◆ Exercise details ◆
All entries below need to be written out exactly, but without their pictures.

* BEGIN Provided entries *

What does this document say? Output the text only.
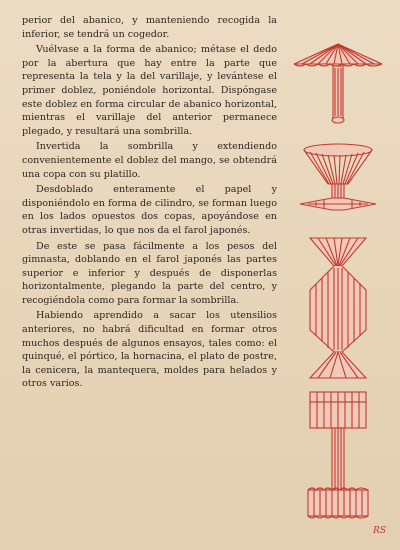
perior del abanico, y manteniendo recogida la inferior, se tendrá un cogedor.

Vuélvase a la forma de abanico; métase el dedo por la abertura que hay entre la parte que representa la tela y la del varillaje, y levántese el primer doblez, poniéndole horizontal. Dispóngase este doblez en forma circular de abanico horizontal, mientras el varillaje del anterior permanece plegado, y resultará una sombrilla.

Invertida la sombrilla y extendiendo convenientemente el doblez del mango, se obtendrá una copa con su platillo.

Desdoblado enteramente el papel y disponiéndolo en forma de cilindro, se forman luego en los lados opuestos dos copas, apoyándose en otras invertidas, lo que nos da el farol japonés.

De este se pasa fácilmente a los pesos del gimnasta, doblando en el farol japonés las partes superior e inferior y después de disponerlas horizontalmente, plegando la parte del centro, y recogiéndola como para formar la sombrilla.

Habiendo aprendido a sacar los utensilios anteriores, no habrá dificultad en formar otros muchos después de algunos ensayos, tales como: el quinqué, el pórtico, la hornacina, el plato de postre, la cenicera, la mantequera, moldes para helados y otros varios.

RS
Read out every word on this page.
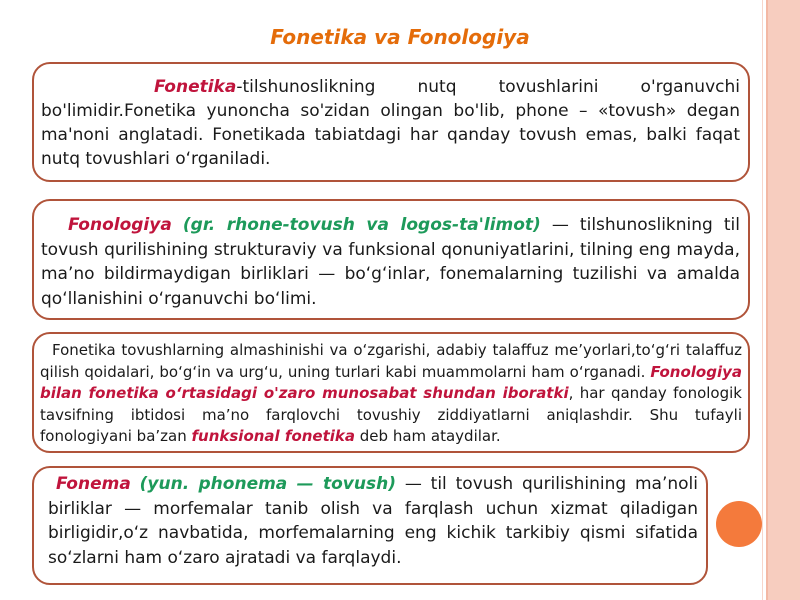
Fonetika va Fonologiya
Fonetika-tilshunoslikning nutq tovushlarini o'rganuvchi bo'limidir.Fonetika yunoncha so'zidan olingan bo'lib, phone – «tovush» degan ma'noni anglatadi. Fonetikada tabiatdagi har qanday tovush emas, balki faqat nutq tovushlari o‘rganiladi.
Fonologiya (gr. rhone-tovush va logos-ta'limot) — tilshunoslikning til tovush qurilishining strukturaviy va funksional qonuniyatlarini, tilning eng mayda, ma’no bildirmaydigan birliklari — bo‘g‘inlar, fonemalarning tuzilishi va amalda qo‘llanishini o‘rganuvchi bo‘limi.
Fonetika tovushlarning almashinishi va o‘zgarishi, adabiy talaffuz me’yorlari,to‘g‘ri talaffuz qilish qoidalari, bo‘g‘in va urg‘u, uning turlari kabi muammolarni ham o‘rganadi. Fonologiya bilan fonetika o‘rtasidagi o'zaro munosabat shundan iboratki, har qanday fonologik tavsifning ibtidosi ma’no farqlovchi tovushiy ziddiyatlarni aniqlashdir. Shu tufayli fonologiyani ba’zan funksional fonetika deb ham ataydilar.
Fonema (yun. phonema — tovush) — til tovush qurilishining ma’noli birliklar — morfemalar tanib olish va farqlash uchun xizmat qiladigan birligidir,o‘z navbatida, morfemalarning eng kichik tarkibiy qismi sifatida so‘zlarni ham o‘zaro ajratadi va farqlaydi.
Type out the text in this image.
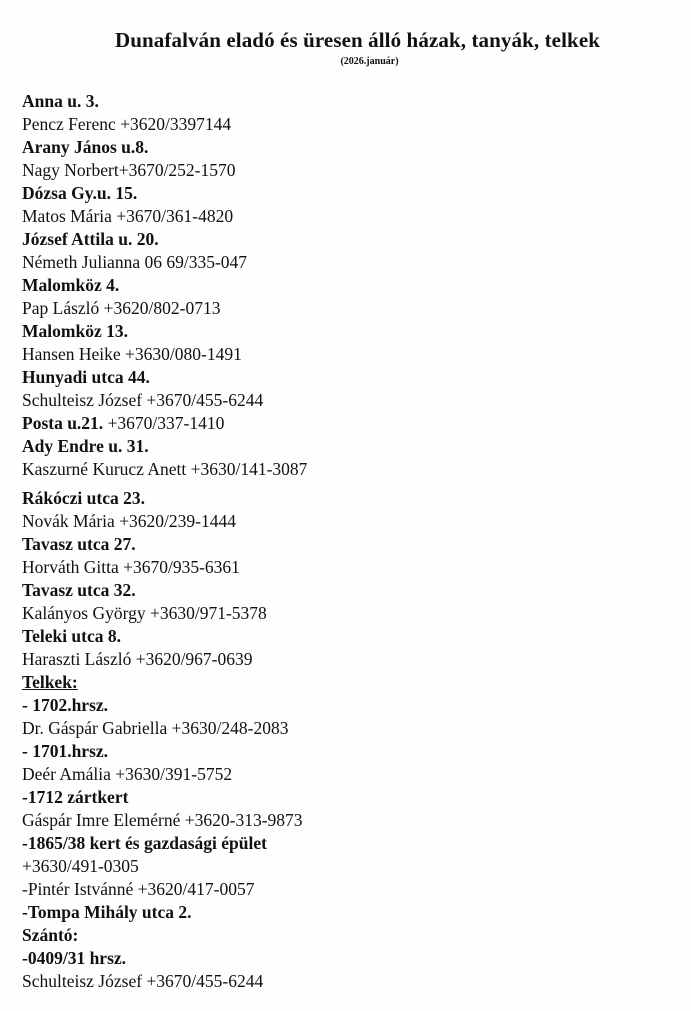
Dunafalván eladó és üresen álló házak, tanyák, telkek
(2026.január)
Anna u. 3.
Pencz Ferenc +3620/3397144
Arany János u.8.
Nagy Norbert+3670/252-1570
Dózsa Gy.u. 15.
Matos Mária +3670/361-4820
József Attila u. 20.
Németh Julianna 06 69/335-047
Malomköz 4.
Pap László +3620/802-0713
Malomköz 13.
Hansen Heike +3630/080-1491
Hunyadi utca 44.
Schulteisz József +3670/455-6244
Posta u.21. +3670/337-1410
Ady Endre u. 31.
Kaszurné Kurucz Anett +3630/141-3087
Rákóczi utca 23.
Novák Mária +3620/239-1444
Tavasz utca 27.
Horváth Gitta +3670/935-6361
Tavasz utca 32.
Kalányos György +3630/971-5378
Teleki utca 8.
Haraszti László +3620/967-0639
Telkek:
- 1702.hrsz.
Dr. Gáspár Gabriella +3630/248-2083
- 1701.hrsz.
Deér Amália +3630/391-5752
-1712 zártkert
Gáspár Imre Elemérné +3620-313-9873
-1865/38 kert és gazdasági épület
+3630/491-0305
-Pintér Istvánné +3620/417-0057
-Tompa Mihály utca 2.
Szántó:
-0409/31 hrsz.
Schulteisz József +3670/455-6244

* END Provided entries *

◆ Problem solution ◆
What does this document say? Output the text only.
perior del abanico, y manteniendo recogida la inferior, se tendrá un cogedor.

Vuélvase a la forma de abanico; métase el dedo por la abertura que hay entre la parte que representa la tela y la del varillaje, y levántese el primer doblez, poniéndole horizontal. Dispóngase este doblez en forma circular de abanico horizontal, mientras el varillaje del anterior permanece plegado, y resultará una sombrilla.

Invertida la sombrilla y extendiendo convenientemente el doblez del mango, se obtendrá una copa con su platillo.

Desdoblado enteramente el papel y disponiéndolo en forma de cilindro, se forman luego en los lados opuestos dos copas, apoyándose en otras invertidas, lo que nos da el farol japonés.

De este se pasa fácilmente a los pesos del gimnasta, doblando en el farol japonés las partes superior e inferior y después de disponerlas horizontalmente, plegando la parte del centro, y recogiéndola como para formar la sombrilla.

Habiendo aprendido a sacar los utensilios anteriores, no habrá dificultad en formar otros muchos después de algunos ensayos, tales como: el quinqué, el pórtico, la hornacina, el plato de postre, la cenicera, la mantequera, moldes para helados y otros varios.

RS
Read out every word on this page.
Fonetika va Fonologiya
Fonetika-tilshunoslikning nutq tovushlarini o'rganuvchi bo'limidir.Fonetika yunoncha so'zidan olingan bo'lib, phone – «tovush» degan ma'noni anglatadi. Fonetikada tabiatdagi har qanday tovush emas, balki faqat nutq tovushlari o‘rganiladi.
Fonologiya (gr. rhone-tovush va logos-ta'limot) — tilshunoslikning til tovush qurilishining strukturaviy va funksional qonuniyatlarini, tilning eng mayda, ma’no bildirmaydigan birliklari — bo‘g‘inlar, fonemalarning tuzilishi va amalda qo‘llanishini o‘rganuvchi bo‘limi.
Fonetika tovushlarning almashinishi va o‘zgarishi, adabiy talaffuz me’yorlari,to‘g‘ri talaffuz qilish qoidalari, bo‘g‘in va urg‘u, uning turlari kabi muammolarni ham o‘rganadi. Fonologiya bilan fonetika o‘rtasidagi o'zaro munosabat shundan iboratki, har qanday fonologik tavsifning ibtidosi ma’no farqlovchi tovushiy ziddiyatlarni aniqlashdir. Shu tufayli fonologiyani ba’zan funksional fonetika deb ham ataydilar.
Fonema (yun. phonema — tovush) — til tovush qurilishining ma’noli birliklar — morfemalar tanib olish va farqlash uchun xizmat qiladigan birligidir,o‘z navbatida, morfemalarning eng kichik tarkibiy qismi sifatida so‘zlarni ham o‘zaro ajratadi va farqlaydi.
Type out the text in this image.
Dunafalván eladó és üresen álló házak, tanyák, telkek
(2026.január)
Anna u. 3.
Pencz Ferenc +3620/3397144
Arany János u.8.
Nagy Norbert+3670/252-1570
Dózsa Gy.u. 15.
Matos Mária +3670/361-4820
József Attila u. 20.
Németh Julianna 06 69/335-047
Malomköz 4.
Pap László +3620/802-0713
Malomköz 13.
Hansen Heike +3630/080-1491
Hunyadi utca 44.
Schulteisz József +3670/455-6244
Posta u.21. +3670/337-1410
Ady Endre u. 31.
Kaszurné Kurucz Anett +3630/141-3087
Rákóczi utca 23.
Novák Mária +3620/239-1444
Tavasz utca 27.
Horváth Gitta +3670/935-6361
Tavasz utca 32.
Kalányos György +3630/971-5378
Teleki utca 8.
Haraszti László +3620/967-0639
Telkek:
- 1702.hrsz.
Dr. Gáspár Gabriella +3630/248-2083
- 1701.hrsz.
Deér Amália +3630/391-5752
-1712 zártkert
Gáspár Imre Elemérné +3620-313-9873
-1865/38 kert és gazdasági épület
+3630/491-0305
-Pintér Istvánné +3620/417-0057
-Tompa Mihály utca 2.
Szántó:
-0409/31 hrsz.
Schulteisz József +3670/455-6244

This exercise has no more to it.